Extract each line of the material that follows exactly and omit its pictures.

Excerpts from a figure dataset
_ _ _ _
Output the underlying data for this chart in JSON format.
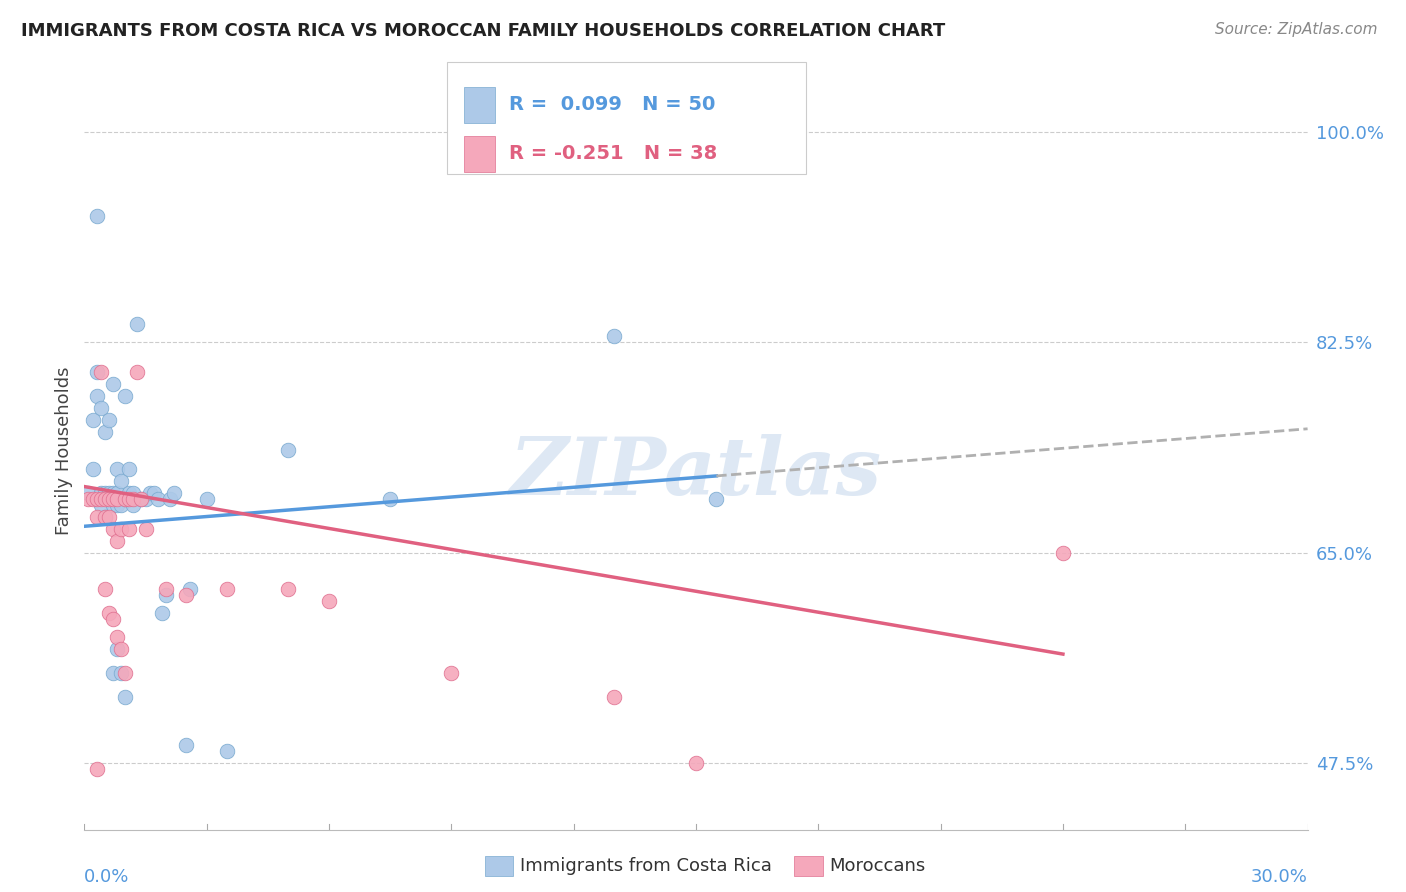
{
  "title": "IMMIGRANTS FROM COSTA RICA VS MOROCCAN FAMILY HOUSEHOLDS CORRELATION CHART",
  "source": "Source: ZipAtlas.com",
  "ylabel": "Family Households",
  "ytick_labels": [
    "47.5%",
    "65.0%",
    "82.5%",
    "100.0%"
  ],
  "ytick_values": [
    0.475,
    0.65,
    0.825,
    1.0
  ],
  "xmin": 0.0,
  "xmax": 0.3,
  "ymin": 0.42,
  "ymax": 1.05,
  "color_blue": "#adc9e8",
  "color_blue_edge": "#7aaad0",
  "color_pink": "#f5a8bb",
  "color_pink_edge": "#e07090",
  "color_blue_line": "#5599dd",
  "color_pink_line": "#e06080",
  "color_dash": "#b0b0b0",
  "color_grid": "#cccccc",
  "watermark_color": "#d0dff0",
  "scatter_blue": [
    [
      0.001,
      0.7
    ],
    [
      0.002,
      0.72
    ],
    [
      0.002,
      0.76
    ],
    [
      0.003,
      0.78
    ],
    [
      0.003,
      0.8
    ],
    [
      0.003,
      0.93
    ],
    [
      0.004,
      0.77
    ],
    [
      0.004,
      0.7
    ],
    [
      0.004,
      0.69
    ],
    [
      0.005,
      0.75
    ],
    [
      0.005,
      0.7
    ],
    [
      0.005,
      0.68
    ],
    [
      0.006,
      0.76
    ],
    [
      0.006,
      0.7
    ],
    [
      0.007,
      0.79
    ],
    [
      0.007,
      0.7
    ],
    [
      0.007,
      0.69
    ],
    [
      0.007,
      0.55
    ],
    [
      0.008,
      0.72
    ],
    [
      0.008,
      0.7
    ],
    [
      0.008,
      0.69
    ],
    [
      0.008,
      0.57
    ],
    [
      0.009,
      0.71
    ],
    [
      0.009,
      0.69
    ],
    [
      0.009,
      0.55
    ],
    [
      0.01,
      0.78
    ],
    [
      0.01,
      0.695
    ],
    [
      0.01,
      0.53
    ],
    [
      0.011,
      0.72
    ],
    [
      0.011,
      0.7
    ],
    [
      0.012,
      0.7
    ],
    [
      0.012,
      0.69
    ],
    [
      0.013,
      0.84
    ],
    [
      0.014,
      0.695
    ],
    [
      0.015,
      0.695
    ],
    [
      0.016,
      0.7
    ],
    [
      0.017,
      0.7
    ],
    [
      0.018,
      0.695
    ],
    [
      0.019,
      0.6
    ],
    [
      0.02,
      0.615
    ],
    [
      0.021,
      0.695
    ],
    [
      0.022,
      0.7
    ],
    [
      0.025,
      0.49
    ],
    [
      0.026,
      0.62
    ],
    [
      0.03,
      0.695
    ],
    [
      0.035,
      0.485
    ],
    [
      0.05,
      0.735
    ],
    [
      0.075,
      0.695
    ],
    [
      0.13,
      0.83
    ],
    [
      0.155,
      0.695
    ]
  ],
  "scatter_pink": [
    [
      0.001,
      0.695
    ],
    [
      0.002,
      0.695
    ],
    [
      0.003,
      0.68
    ],
    [
      0.003,
      0.695
    ],
    [
      0.004,
      0.695
    ],
    [
      0.004,
      0.8
    ],
    [
      0.005,
      0.695
    ],
    [
      0.005,
      0.68
    ],
    [
      0.005,
      0.62
    ],
    [
      0.006,
      0.695
    ],
    [
      0.006,
      0.68
    ],
    [
      0.006,
      0.6
    ],
    [
      0.007,
      0.695
    ],
    [
      0.007,
      0.67
    ],
    [
      0.007,
      0.595
    ],
    [
      0.008,
      0.695
    ],
    [
      0.008,
      0.66
    ],
    [
      0.008,
      0.58
    ],
    [
      0.009,
      0.67
    ],
    [
      0.009,
      0.57
    ],
    [
      0.01,
      0.695
    ],
    [
      0.01,
      0.55
    ],
    [
      0.011,
      0.695
    ],
    [
      0.011,
      0.67
    ],
    [
      0.012,
      0.695
    ],
    [
      0.013,
      0.8
    ],
    [
      0.014,
      0.695
    ],
    [
      0.015,
      0.67
    ],
    [
      0.003,
      0.47
    ],
    [
      0.02,
      0.62
    ],
    [
      0.025,
      0.615
    ],
    [
      0.035,
      0.62
    ],
    [
      0.05,
      0.62
    ],
    [
      0.06,
      0.61
    ],
    [
      0.09,
      0.55
    ],
    [
      0.15,
      0.475
    ],
    [
      0.24,
      0.65
    ],
    [
      0.13,
      0.53
    ]
  ],
  "trend_blue_intercept": 0.672,
  "trend_blue_slope": 0.27,
  "trend_blue_solid_end": 0.155,
  "trend_pink_intercept": 0.705,
  "trend_pink_slope": -0.58,
  "trend_pink_end": 0.24
}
_ _ _ _
ANSWER FOR THE TASK
Output the underlying data for this chart in JSON format.
{
  "title": "IMMIGRANTS FROM COSTA RICA VS MOROCCAN FAMILY HOUSEHOLDS CORRELATION CHART",
  "source": "Source: ZipAtlas.com",
  "ylabel": "Family Households",
  "ytick_labels": [
    "47.5%",
    "65.0%",
    "82.5%",
    "100.0%"
  ],
  "ytick_values": [
    0.475,
    0.65,
    0.825,
    1.0
  ],
  "xmin": 0.0,
  "xmax": 0.3,
  "ymin": 0.42,
  "ymax": 1.05,
  "color_blue": "#adc9e8",
  "color_blue_edge": "#7aaad0",
  "color_pink": "#f5a8bb",
  "color_pink_edge": "#e07090",
  "color_blue_line": "#5599dd",
  "color_pink_line": "#e06080",
  "color_dash": "#b0b0b0",
  "color_grid": "#cccccc",
  "watermark_color": "#d0dff0",
  "scatter_blue": [
    [
      0.001,
      0.7
    ],
    [
      0.002,
      0.72
    ],
    [
      0.002,
      0.76
    ],
    [
      0.003,
      0.78
    ],
    [
      0.003,
      0.8
    ],
    [
      0.003,
      0.93
    ],
    [
      0.004,
      0.77
    ],
    [
      0.004,
      0.7
    ],
    [
      0.004,
      0.69
    ],
    [
      0.005,
      0.75
    ],
    [
      0.005,
      0.7
    ],
    [
      0.005,
      0.68
    ],
    [
      0.006,
      0.76
    ],
    [
      0.006,
      0.7
    ],
    [
      0.007,
      0.79
    ],
    [
      0.007,
      0.7
    ],
    [
      0.007,
      0.69
    ],
    [
      0.007,
      0.55
    ],
    [
      0.008,
      0.72
    ],
    [
      0.008,
      0.7
    ],
    [
      0.008,
      0.69
    ],
    [
      0.008,
      0.57
    ],
    [
      0.009,
      0.71
    ],
    [
      0.009,
      0.69
    ],
    [
      0.009,
      0.55
    ],
    [
      0.01,
      0.78
    ],
    [
      0.01,
      0.695
    ],
    [
      0.01,
      0.53
    ],
    [
      0.011,
      0.72
    ],
    [
      0.011,
      0.7
    ],
    [
      0.012,
      0.7
    ],
    [
      0.012,
      0.69
    ],
    [
      0.013,
      0.84
    ],
    [
      0.014,
      0.695
    ],
    [
      0.015,
      0.695
    ],
    [
      0.016,
      0.7
    ],
    [
      0.017,
      0.7
    ],
    [
      0.018,
      0.695
    ],
    [
      0.019,
      0.6
    ],
    [
      0.02,
      0.615
    ],
    [
      0.021,
      0.695
    ],
    [
      0.022,
      0.7
    ],
    [
      0.025,
      0.49
    ],
    [
      0.026,
      0.62
    ],
    [
      0.03,
      0.695
    ],
    [
      0.035,
      0.485
    ],
    [
      0.05,
      0.735
    ],
    [
      0.075,
      0.695
    ],
    [
      0.13,
      0.83
    ],
    [
      0.155,
      0.695
    ]
  ],
  "scatter_pink": [
    [
      0.001,
      0.695
    ],
    [
      0.002,
      0.695
    ],
    [
      0.003,
      0.68
    ],
    [
      0.003,
      0.695
    ],
    [
      0.004,
      0.695
    ],
    [
      0.004,
      0.8
    ],
    [
      0.005,
      0.695
    ],
    [
      0.005,
      0.68
    ],
    [
      0.005,
      0.62
    ],
    [
      0.006,
      0.695
    ],
    [
      0.006,
      0.68
    ],
    [
      0.006,
      0.6
    ],
    [
      0.007,
      0.695
    ],
    [
      0.007,
      0.67
    ],
    [
      0.007,
      0.595
    ],
    [
      0.008,
      0.695
    ],
    [
      0.008,
      0.66
    ],
    [
      0.008,
      0.58
    ],
    [
      0.009,
      0.67
    ],
    [
      0.009,
      0.57
    ],
    [
      0.01,
      0.695
    ],
    [
      0.01,
      0.55
    ],
    [
      0.011,
      0.695
    ],
    [
      0.011,
      0.67
    ],
    [
      0.012,
      0.695
    ],
    [
      0.013,
      0.8
    ],
    [
      0.014,
      0.695
    ],
    [
      0.015,
      0.67
    ],
    [
      0.003,
      0.47
    ],
    [
      0.02,
      0.62
    ],
    [
      0.025,
      0.615
    ],
    [
      0.035,
      0.62
    ],
    [
      0.05,
      0.62
    ],
    [
      0.06,
      0.61
    ],
    [
      0.09,
      0.55
    ],
    [
      0.15,
      0.475
    ],
    [
      0.24,
      0.65
    ],
    [
      0.13,
      0.53
    ]
  ],
  "trend_blue_intercept": 0.672,
  "trend_blue_slope": 0.27,
  "trend_blue_solid_end": 0.155,
  "trend_pink_intercept": 0.705,
  "trend_pink_slope": -0.58,
  "trend_pink_end": 0.24
}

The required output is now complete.